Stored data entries
-- start --

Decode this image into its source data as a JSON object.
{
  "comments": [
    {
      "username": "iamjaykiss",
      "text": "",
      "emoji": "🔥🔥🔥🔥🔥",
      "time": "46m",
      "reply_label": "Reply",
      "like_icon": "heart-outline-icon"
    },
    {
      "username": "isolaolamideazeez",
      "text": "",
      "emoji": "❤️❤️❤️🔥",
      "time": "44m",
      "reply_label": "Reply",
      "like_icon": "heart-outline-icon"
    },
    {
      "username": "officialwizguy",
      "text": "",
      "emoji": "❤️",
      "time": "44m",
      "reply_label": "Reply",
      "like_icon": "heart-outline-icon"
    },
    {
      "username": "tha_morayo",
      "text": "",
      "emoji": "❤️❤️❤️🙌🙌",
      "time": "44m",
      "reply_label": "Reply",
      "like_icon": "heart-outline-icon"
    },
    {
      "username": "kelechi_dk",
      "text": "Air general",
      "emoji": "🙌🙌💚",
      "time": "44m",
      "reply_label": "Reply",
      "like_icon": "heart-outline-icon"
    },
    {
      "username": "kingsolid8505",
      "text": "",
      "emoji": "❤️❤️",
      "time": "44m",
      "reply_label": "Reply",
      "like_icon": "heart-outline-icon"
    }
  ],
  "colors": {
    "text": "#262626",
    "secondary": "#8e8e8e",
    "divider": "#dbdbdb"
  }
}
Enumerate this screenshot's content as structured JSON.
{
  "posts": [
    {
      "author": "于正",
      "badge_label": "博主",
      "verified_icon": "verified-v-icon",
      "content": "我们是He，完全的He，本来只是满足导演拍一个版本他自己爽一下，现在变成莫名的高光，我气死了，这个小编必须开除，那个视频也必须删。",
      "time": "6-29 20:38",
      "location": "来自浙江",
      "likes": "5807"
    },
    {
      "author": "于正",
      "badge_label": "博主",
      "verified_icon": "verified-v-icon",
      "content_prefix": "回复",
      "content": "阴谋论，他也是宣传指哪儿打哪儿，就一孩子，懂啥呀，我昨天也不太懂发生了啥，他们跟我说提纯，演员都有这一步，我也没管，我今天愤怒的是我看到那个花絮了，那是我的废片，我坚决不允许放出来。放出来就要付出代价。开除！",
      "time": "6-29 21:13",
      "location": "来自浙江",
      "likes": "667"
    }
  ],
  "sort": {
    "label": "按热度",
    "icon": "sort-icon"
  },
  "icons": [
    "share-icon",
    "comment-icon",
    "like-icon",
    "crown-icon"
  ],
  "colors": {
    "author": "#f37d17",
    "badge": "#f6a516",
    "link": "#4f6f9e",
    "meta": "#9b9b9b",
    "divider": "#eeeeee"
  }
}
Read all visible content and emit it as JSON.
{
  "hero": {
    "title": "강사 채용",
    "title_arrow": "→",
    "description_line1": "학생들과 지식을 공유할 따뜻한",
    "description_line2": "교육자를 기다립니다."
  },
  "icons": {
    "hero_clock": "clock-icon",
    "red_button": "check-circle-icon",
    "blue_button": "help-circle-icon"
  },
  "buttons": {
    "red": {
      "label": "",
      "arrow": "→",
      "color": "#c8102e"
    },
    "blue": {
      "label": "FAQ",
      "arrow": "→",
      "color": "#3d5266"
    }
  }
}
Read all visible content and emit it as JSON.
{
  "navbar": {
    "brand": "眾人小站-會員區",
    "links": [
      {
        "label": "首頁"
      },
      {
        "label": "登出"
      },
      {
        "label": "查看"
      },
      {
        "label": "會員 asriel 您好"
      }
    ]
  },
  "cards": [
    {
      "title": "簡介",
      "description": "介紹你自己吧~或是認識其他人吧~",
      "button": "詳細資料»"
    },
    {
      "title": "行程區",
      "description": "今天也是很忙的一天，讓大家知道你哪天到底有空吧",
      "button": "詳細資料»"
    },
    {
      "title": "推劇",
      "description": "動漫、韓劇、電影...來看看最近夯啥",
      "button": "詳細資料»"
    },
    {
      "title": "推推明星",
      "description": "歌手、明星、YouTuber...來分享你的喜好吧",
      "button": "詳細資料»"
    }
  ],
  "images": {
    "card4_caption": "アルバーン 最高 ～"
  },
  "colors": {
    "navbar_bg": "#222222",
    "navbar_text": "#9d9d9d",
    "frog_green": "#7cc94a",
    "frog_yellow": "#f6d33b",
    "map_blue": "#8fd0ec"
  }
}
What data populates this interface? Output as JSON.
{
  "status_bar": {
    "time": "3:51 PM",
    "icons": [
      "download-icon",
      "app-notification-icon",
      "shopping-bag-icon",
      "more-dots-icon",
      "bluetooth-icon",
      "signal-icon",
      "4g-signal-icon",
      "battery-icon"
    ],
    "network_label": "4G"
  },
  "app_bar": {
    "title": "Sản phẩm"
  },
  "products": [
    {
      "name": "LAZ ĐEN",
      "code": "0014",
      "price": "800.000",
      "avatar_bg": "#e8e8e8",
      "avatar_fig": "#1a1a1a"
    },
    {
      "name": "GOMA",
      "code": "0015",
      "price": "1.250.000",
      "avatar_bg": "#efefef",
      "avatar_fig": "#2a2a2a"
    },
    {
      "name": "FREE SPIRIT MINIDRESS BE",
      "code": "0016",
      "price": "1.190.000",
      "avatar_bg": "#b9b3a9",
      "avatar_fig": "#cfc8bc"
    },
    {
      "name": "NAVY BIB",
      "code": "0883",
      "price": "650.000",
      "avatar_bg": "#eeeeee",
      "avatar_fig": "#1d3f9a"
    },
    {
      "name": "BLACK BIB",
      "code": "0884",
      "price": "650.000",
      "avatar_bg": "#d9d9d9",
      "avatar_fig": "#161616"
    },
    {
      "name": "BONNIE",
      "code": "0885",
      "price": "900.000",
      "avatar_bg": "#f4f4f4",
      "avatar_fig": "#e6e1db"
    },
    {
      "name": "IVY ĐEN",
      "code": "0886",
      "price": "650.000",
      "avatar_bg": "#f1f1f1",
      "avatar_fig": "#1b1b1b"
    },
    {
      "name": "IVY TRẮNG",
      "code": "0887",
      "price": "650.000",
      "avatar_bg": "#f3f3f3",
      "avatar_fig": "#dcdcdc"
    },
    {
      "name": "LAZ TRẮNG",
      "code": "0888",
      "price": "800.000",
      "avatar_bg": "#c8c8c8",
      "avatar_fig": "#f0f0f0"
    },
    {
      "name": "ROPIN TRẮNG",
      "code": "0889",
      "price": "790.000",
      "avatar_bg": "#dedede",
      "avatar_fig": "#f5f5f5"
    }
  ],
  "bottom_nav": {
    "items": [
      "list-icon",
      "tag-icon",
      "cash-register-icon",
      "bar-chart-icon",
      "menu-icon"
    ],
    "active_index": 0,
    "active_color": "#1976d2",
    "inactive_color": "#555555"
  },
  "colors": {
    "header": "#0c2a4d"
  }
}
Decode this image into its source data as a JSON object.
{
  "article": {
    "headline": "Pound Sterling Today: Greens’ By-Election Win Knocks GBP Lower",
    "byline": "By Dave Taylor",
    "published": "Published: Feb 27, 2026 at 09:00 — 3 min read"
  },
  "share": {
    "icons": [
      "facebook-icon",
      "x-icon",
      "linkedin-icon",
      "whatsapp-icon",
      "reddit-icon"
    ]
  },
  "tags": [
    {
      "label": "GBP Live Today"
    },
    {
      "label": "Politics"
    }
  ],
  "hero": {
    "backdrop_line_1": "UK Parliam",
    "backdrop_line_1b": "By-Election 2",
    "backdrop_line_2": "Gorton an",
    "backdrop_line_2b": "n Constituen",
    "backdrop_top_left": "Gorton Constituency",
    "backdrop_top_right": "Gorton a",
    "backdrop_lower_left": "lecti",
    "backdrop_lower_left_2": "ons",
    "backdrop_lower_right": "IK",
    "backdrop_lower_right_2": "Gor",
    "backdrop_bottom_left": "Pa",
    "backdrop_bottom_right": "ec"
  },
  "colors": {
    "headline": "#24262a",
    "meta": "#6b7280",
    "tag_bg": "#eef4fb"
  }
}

-- end --

Objective >> Give only the number of lines in the data that hold the word "Gorton".

Written solution >> 3